Exercise requirements:
1 > Answer these from the Intelsat third-quarter results text:
(a) What was the contracted backlog at September 30, 2012?
(b) On what date was the year's fifth and final launch completed, and which satellite was it?
(c) Besides transponder services, MSS and other transmission services using procured capacity, what do Off-Network and Other revenues also include?
2 > Pick up the Intelsat third-quarter results text after its final sentence and keep writing.

Passage shown:
---*---

Intelsat S.A.,
reported financial results for the three months ended September
30, 2012.
Intelsat S.A. reported revenue of $654.9 million and a net loss
of $34.5 million for the three months ended September 30, 2012.
The company also reported Intelsat S.A. EBITDAi, or earnings
before net interest, loss on early extinguishment of debt, taxes
and depreciation and amortization, of $471.1 million, and
Intelsat S.A.
Adjusted EBITDAi of $511.3 million, or 78 percent of revenue,
for the three months
ended September 30, 2012. Contracted backlog at September 30,
2012, was
$10.8 billion.
Intelsat CEO Dave McGlade said, “In the third quarter, Intelsat
achieved steady
financial performance and further executed on our initiatives to
serve media, broadband, mobility and government applications.
Sequential revenue growth increased as expected, as expansion
capacity and a hosted payload entered service.
Overall, we continue to expect that full year 2012 revenue
results will be slightly
positive as compared to 2011.”
McGlade continued, “Our launch campaign progressed with
successful launches of
Intelsat 20 and Intelsat 21 in the third quarter; both
satellites are now in service. On
October 14, we completed our fifth and final launch for this
year, Intelsat 23, which
is now completing in-orbit testing. Demand for broadband
connectivity for mobility
applications, such as maritime and aeronautical, is opening new
growth avenues for
our satellite infrastructure. As our global Ku-band broadband
mobility platform
nears completion, Intelsat is positioned for an early lead in
serving these important
growth segments.”
Financial Results for the Three Months Ended September
30, 2012
On-Network revenues generally include revenues from any services
delivered via our satellite or ground network. Off-Network and
Other revenues generally include revenues from transponder
services, Mobile Satellite Services (MSS) and other
satellite-based transmission services using capacity procured
from other operators, often in frequencies not available on our
network. Off-Network and Other Revenues also include revenues
from consulting and other services and sales of customer
premises equipment.

---*---

(Annotated region listings)
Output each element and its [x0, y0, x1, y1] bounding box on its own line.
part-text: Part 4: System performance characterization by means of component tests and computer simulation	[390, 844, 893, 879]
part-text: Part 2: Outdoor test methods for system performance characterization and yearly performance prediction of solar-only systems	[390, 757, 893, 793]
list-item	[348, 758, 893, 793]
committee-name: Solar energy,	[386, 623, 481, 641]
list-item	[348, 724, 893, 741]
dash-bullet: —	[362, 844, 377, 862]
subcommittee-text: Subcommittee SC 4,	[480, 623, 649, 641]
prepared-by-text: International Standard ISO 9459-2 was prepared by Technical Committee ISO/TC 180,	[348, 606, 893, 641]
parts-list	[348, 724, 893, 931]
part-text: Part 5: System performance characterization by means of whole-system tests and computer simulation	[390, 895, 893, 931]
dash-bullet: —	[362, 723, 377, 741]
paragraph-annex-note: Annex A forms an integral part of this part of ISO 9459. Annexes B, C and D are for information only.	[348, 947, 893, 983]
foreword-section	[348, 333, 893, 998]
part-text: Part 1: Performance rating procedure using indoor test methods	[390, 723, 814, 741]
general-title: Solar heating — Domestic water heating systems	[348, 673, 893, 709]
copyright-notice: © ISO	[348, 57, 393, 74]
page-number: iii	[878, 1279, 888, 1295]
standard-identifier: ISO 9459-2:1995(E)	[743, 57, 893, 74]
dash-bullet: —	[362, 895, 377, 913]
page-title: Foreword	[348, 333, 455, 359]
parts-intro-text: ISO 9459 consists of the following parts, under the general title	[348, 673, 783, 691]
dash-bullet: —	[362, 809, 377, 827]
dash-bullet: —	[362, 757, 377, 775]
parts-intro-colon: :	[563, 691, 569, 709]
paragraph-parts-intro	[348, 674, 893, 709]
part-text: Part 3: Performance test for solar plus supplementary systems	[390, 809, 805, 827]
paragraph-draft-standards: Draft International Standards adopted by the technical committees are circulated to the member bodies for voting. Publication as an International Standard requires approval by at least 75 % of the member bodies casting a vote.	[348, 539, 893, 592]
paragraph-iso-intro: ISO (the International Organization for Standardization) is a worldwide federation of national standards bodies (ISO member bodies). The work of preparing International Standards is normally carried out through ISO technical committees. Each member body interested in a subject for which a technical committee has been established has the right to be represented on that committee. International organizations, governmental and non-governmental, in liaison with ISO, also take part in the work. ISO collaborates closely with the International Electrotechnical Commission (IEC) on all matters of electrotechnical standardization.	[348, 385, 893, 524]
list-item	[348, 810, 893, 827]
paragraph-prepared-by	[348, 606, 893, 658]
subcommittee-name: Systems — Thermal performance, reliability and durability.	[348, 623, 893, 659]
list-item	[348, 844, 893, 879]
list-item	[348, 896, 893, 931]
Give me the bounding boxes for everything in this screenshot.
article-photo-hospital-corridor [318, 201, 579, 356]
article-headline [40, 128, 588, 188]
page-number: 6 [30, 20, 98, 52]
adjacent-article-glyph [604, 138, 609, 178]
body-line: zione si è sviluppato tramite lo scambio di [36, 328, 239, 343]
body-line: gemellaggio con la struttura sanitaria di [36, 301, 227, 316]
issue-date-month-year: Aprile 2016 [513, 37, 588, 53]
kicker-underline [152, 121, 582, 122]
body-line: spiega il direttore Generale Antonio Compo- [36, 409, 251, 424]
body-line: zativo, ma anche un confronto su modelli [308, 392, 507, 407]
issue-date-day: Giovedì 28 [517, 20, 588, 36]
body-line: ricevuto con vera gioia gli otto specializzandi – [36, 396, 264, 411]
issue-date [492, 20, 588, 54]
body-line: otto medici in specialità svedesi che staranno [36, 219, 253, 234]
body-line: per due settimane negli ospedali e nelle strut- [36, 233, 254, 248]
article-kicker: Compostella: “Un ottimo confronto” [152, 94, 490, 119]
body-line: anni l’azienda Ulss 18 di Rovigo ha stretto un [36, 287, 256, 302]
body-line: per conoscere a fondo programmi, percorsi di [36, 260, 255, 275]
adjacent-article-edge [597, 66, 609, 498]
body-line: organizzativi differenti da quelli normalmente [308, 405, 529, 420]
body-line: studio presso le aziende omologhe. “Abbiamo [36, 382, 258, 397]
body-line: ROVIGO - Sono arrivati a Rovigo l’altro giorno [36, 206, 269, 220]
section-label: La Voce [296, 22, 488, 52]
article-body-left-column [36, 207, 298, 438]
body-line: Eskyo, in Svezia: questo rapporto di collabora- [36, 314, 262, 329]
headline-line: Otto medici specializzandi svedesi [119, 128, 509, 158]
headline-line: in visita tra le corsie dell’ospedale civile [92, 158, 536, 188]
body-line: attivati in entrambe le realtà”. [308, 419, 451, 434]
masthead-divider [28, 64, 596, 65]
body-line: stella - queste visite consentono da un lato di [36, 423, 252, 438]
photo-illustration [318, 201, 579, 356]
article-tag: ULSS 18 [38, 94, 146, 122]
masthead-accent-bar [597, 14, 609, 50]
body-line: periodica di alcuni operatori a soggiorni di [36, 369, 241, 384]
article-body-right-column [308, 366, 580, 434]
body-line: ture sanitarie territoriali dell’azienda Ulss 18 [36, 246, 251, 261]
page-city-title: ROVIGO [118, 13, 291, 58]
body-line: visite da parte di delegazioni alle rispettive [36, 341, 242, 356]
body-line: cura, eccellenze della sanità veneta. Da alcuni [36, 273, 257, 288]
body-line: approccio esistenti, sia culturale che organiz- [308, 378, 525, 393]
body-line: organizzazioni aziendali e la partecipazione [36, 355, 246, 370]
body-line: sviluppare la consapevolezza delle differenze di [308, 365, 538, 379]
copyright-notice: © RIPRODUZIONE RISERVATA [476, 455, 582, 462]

---*---

Answers per task:
1 >
(a) $10.8 billion.
(b) October 14, with Intelsat 23.
(c) Revenues from consulting and other services and sales of customer premises equipment.

2 >
Total revenue for the three months ended September 30, 2012,
increased by $2.1 million, to $654.9 million, as compared to the
three months ended September 30, 2011. By service type, our
revenues increased or decreased due to the following:
On-Network Revenues:
• Transponder services—an aggregate increase of $6.9 million,
principally due to an $8.8 million increase in revenue from
growth in services sold to media customers largely in the
Europe, the Latin America and Caribbean and the Asia-Pacific
regions, partially offset by an aggregate $2.7 million decrease
in revenue from network services customers, reflecting a decline
in demand from Europe-based customers for services provided in
Africa, and an increase in the Latin America and Caribbean
region.
• Managed services—an aggregate decrease of $1.4 million,
largely due to a decrease in
revenue from network services customers for international
trunking primarily in Africa, a
trend that we expect will continue due to the migration of
services in this region to fiber
optic cable, partially offset by increases in revenue from
broadband services for mobility
applications.
• Channel—an aggregate decrease of $3.6 million related to a
continued decline from the
migration of international point-to-point satellite traffic to
fiber optic cable, a trend that we
expect will continue.
Off-Network and Other Revenues:
• Transponder, MSS and other off-network services—an aggregate
decrease of $2.0 million, primarily due to declines in
off-network transponder services for network services and media
customers.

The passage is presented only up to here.